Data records

--- START ---

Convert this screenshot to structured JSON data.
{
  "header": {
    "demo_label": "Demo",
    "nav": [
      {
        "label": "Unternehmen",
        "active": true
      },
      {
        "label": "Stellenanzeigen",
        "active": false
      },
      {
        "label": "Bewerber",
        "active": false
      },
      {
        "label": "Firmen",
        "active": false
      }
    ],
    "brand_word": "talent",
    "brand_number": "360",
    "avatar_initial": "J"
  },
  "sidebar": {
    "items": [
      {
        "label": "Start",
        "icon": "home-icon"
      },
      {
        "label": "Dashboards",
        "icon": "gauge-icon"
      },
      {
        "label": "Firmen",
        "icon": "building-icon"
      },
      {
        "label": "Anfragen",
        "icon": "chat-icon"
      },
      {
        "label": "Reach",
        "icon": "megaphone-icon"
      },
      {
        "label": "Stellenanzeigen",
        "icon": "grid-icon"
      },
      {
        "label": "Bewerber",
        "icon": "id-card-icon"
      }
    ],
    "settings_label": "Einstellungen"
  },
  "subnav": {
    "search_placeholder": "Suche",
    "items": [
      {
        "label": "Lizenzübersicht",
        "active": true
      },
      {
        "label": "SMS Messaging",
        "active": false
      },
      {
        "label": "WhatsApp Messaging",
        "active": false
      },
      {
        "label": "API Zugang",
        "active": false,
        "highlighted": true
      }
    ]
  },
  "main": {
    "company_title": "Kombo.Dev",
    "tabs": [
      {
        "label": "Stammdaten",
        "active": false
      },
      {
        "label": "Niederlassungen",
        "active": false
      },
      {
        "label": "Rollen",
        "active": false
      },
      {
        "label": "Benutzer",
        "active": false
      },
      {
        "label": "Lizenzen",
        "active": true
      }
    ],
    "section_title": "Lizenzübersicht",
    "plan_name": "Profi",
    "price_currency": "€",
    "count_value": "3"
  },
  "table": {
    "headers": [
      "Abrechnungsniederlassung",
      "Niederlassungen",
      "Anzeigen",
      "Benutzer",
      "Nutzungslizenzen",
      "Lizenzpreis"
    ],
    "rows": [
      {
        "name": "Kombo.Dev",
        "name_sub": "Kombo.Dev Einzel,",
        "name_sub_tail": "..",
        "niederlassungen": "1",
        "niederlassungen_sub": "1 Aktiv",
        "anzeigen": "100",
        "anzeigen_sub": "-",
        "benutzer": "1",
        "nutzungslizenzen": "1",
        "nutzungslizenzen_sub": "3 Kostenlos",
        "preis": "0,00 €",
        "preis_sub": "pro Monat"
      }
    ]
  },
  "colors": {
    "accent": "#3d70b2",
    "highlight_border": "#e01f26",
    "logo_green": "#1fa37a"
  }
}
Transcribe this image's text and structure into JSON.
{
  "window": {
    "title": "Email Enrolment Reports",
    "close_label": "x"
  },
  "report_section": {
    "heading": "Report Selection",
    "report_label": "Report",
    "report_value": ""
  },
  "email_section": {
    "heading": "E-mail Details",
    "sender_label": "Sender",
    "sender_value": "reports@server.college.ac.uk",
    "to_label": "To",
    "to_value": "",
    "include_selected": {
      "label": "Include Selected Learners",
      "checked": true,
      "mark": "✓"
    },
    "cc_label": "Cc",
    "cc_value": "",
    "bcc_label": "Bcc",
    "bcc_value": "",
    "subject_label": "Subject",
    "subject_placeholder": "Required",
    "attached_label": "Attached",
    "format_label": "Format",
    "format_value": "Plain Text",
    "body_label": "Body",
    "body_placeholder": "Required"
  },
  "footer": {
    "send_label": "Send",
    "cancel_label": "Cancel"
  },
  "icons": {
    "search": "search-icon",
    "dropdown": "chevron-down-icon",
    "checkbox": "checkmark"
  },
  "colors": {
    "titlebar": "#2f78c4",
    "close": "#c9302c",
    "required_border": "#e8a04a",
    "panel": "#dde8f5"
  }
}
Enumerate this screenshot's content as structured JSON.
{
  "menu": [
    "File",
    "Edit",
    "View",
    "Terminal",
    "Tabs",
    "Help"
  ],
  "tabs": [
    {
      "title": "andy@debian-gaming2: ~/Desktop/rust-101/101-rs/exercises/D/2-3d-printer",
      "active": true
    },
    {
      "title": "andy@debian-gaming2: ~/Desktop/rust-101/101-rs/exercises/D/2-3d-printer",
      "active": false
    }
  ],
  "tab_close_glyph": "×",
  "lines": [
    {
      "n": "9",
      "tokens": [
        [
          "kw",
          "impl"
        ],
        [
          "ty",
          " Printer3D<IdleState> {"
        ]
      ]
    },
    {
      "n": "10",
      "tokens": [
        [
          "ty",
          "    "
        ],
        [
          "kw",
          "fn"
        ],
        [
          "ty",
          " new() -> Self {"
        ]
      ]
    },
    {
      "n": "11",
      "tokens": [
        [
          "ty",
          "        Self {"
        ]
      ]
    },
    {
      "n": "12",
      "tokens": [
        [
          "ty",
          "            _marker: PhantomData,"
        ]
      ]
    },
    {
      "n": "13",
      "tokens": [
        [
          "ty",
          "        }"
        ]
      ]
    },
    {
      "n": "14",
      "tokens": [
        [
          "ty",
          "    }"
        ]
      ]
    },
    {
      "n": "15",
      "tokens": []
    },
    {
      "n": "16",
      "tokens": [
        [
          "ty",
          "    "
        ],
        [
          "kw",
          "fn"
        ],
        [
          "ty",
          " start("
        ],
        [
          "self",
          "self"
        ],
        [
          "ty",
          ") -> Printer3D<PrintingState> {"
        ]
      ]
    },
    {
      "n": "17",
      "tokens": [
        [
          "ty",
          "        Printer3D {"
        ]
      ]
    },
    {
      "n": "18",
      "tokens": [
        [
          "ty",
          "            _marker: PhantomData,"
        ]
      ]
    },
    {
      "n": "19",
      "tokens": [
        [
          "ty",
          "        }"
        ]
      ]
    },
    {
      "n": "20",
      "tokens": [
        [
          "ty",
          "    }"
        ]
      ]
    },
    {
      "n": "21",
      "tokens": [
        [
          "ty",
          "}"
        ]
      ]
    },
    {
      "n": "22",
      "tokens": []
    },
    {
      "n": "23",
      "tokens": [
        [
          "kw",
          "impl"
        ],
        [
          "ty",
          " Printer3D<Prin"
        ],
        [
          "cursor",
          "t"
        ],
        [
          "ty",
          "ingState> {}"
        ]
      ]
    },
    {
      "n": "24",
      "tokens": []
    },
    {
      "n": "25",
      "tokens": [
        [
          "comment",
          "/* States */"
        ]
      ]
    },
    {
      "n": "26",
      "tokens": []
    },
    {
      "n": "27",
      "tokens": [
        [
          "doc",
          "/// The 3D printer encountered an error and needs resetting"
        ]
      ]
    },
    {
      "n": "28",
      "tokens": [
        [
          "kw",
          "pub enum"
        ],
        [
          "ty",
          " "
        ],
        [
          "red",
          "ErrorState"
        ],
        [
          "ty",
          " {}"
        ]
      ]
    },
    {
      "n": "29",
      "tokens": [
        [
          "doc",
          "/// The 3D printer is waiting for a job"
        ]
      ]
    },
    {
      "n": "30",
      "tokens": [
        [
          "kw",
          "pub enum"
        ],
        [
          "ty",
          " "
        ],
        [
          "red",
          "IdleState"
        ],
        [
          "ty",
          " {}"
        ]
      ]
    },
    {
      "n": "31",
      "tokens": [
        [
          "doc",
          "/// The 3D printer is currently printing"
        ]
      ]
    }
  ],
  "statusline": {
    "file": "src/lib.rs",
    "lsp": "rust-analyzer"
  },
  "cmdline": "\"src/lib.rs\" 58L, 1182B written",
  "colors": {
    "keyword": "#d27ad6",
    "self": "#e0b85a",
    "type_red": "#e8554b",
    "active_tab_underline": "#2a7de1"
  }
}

--- END ---

Transcribe the records above exactly as they appear.

### Task response
Convert this screenshot to structured JSON data.
{
  "header": {
    "demo_label": "Demo",
    "nav": [
      {
        "label": "Unternehmen",
        "active": true
      },
      {
        "label": "Stellenanzeigen",
        "active": false
      },
      {
        "label": "Bewerber",
        "active": false
      },
      {
        "label": "Firmen",
        "active": false
      }
    ],
    "brand_word": "talent",
    "brand_number": "360",
    "avatar_initial": "J"
  },
  "sidebar": {
    "items": [
      {
        "label": "Start",
        "icon": "home-icon"
      },
      {
        "label": "Dashboards",
        "icon": "gauge-icon"
      },
      {
        "label": "Firmen",
        "icon": "building-icon"
      },
      {
        "label": "Anfragen",
        "icon": "chat-icon"
      },
      {
        "label": "Reach",
        "icon": "megaphone-icon"
      },
      {
        "label": "Stellenanzeigen",
        "icon": "grid-icon"
      },
      {
        "label": "Bewerber",
        "icon": "id-card-icon"
      }
    ],
    "settings_label": "Einstellungen"
  },
  "subnav": {
    "search_placeholder": "Suche",
    "items": [
      {
        "label": "Lizenzübersicht",
        "active": true
      },
      {
        "label": "SMS Messaging",
        "active": false
      },
      {
        "label": "WhatsApp Messaging",
        "active": false
      },
      {
        "label": "API Zugang",
        "active": false,
        "highlighted": true
      }
    ]
  },
  "main": {
    "company_title": "Kombo.Dev",
    "tabs": [
      {
        "label": "Stammdaten",
        "active": false
      },
      {
        "label": "Niederlassungen",
        "active": false
      },
      {
        "label": "Rollen",
        "active": false
      },
      {
        "label": "Benutzer",
        "active": false
      },
      {
        "label": "Lizenzen",
        "active": true
      }
    ],
    "section_title": "Lizenzübersicht",
    "plan_name": "Profi",
    "price_currency": "€",
    "count_value": "3"
  },
  "table": {
    "headers": [
      "Abrechnungsniederlassung",
      "Niederlassungen",
      "Anzeigen",
      "Benutzer",
      "Nutzungslizenzen",
      "Lizenzpreis"
    ],
    "rows": [
      {
        "name": "Kombo.Dev",
        "name_sub": "Kombo.Dev Einzel,",
        "name_sub_tail": "..",
        "niederlassungen": "1",
        "niederlassungen_sub": "1 Aktiv",
        "anzeigen": "100",
        "anzeigen_sub": "-",
        "benutzer": "1",
        "nutzungslizenzen": "1",
        "nutzungslizenzen_sub": "3 Kostenlos",
        "preis": "0,00 €",
        "preis_sub": "pro Monat"
      }
    ]
  },
  "colors": {
    "accent": "#3d70b2",
    "highlight_border": "#e01f26",
    "logo_green": "#1fa37a"
  }
}
Transcribe this image's text and structure into JSON.
{
  "window": {
    "title": "Email Enrolment Reports",
    "close_label": "x"
  },
  "report_section": {
    "heading": "Report Selection",
    "report_label": "Report",
    "report_value": ""
  },
  "email_section": {
    "heading": "E-mail Details",
    "sender_label": "Sender",
    "sender_value": "reports@server.college.ac.uk",
    "to_label": "To",
    "to_value": "",
    "include_selected": {
      "label": "Include Selected Learners",
      "checked": true,
      "mark": "✓"
    },
    "cc_label": "Cc",
    "cc_value": "",
    "bcc_label": "Bcc",
    "bcc_value": "",
    "subject_label": "Subject",
    "subject_placeholder": "Required",
    "attached_label": "Attached",
    "format_label": "Format",
    "format_value": "Plain Text",
    "body_label": "Body",
    "body_placeholder": "Required"
  },
  "footer": {
    "send_label": "Send",
    "cancel_label": "Cancel"
  },
  "icons": {
    "search": "search-icon",
    "dropdown": "chevron-down-icon",
    "checkbox": "checkmark"
  },
  "colors": {
    "titlebar": "#2f78c4",
    "close": "#c9302c",
    "required_border": "#e8a04a",
    "panel": "#dde8f5"
  }
}
Enumerate this screenshot's content as structured JSON.
{
  "menu": [
    "File",
    "Edit",
    "View",
    "Terminal",
    "Tabs",
    "Help"
  ],
  "tabs": [
    {
      "title": "andy@debian-gaming2: ~/Desktop/rust-101/101-rs/exercises/D/2-3d-printer",
      "active": true
    },
    {
      "title": "andy@debian-gaming2: ~/Desktop/rust-101/101-rs/exercises/D/2-3d-printer",
      "active": false
    }
  ],
  "tab_close_glyph": "×",
  "lines": [
    {
      "n": "9",
      "tokens": [
        [
          "kw",
          "impl"
        ],
        [
          "ty",
          " Printer3D<IdleState> {"
        ]
      ]
    },
    {
      "n": "10",
      "tokens": [
        [
          "ty",
          "    "
        ],
        [
          "kw",
          "fn"
        ],
        [
          "ty",
          " new() -> Self {"
        ]
      ]
    },
    {
      "n": "11",
      "tokens": [
        [
          "ty",
          "        Self {"
        ]
      ]
    },
    {
      "n": "12",
      "tokens": [
        [
          "ty",
          "            _marker: PhantomData,"
        ]
      ]
    },
    {
      "n": "13",
      "tokens": [
        [
          "ty",
          "        }"
        ]
      ]
    },
    {
      "n": "14",
      "tokens": [
        [
          "ty",
          "    }"
        ]
      ]
    },
    {
      "n": "15",
      "tokens": []
    },
    {
      "n": "16",
      "tokens": [
        [
          "ty",
          "    "
        ],
        [
          "kw",
          "fn"
        ],
        [
          "ty",
          " start("
        ],
        [
          "self",
          "self"
        ],
        [
          "ty",
          ") -> Printer3D<PrintingState> {"
        ]
      ]
    },
    {
      "n": "17",
      "tokens": [
        [
          "ty",
          "        Printer3D {"
        ]
      ]
    },
    {
      "n": "18",
      "tokens": [
        [
          "ty",
          "            _marker: PhantomData,"
        ]
      ]
    },
    {
      "n": "19",
      "tokens": [
        [
          "ty",
          "        }"
        ]
      ]
    },
    {
      "n": "20",
      "tokens": [
        [
          "ty",
          "    }"
        ]
      ]
    },
    {
      "n": "21",
      "tokens": [
        [
          "ty",
          "}"
        ]
      ]
    },
    {
      "n": "22",
      "tokens": []
    },
    {
      "n": "23",
      "tokens": [
        [
          "kw",
          "impl"
        ],
        [
          "ty",
          " Printer3D<Prin"
        ],
        [
          "cursor",
          "t"
        ],
        [
          "ty",
          "ingState> {}"
        ]
      ]
    },
    {
      "n": "24",
      "tokens": []
    },
    {
      "n": "25",
      "tokens": [
        [
          "comment",
          "/* States */"
        ]
      ]
    },
    {
      "n": "26",
      "tokens": []
    },
    {
      "n": "27",
      "tokens": [
        [
          "doc",
          "/// The 3D printer encountered an error and needs resetting"
        ]
      ]
    },
    {
      "n": "28",
      "tokens": [
        [
          "kw",
          "pub enum"
        ],
        [
          "ty",
          " "
        ],
        [
          "red",
          "ErrorState"
        ],
        [
          "ty",
          " {}"
        ]
      ]
    },
    {
      "n": "29",
      "tokens": [
        [
          "doc",
          "/// The 3D printer is waiting for a job"
        ]
      ]
    },
    {
      "n": "30",
      "tokens": [
        [
          "kw",
          "pub enum"
        ],
        [
          "ty",
          " "
        ],
        [
          "red",
          "IdleState"
        ],
        [
          "ty",
          " {}"
        ]
      ]
    },
    {
      "n": "31",
      "tokens": [
        [
          "doc",
          "/// The 3D printer is currently printing"
        ]
      ]
    }
  ],
  "statusline": {
    "file": "src/lib.rs",
    "lsp": "rust-analyzer"
  },
  "cmdline": "\"src/lib.rs\" 58L, 1182B written",
  "colors": {
    "keyword": "#d27ad6",
    "self": "#e0b85a",
    "type_red": "#e8554b",
    "active_tab_underline": "#2a7de1"
  }
}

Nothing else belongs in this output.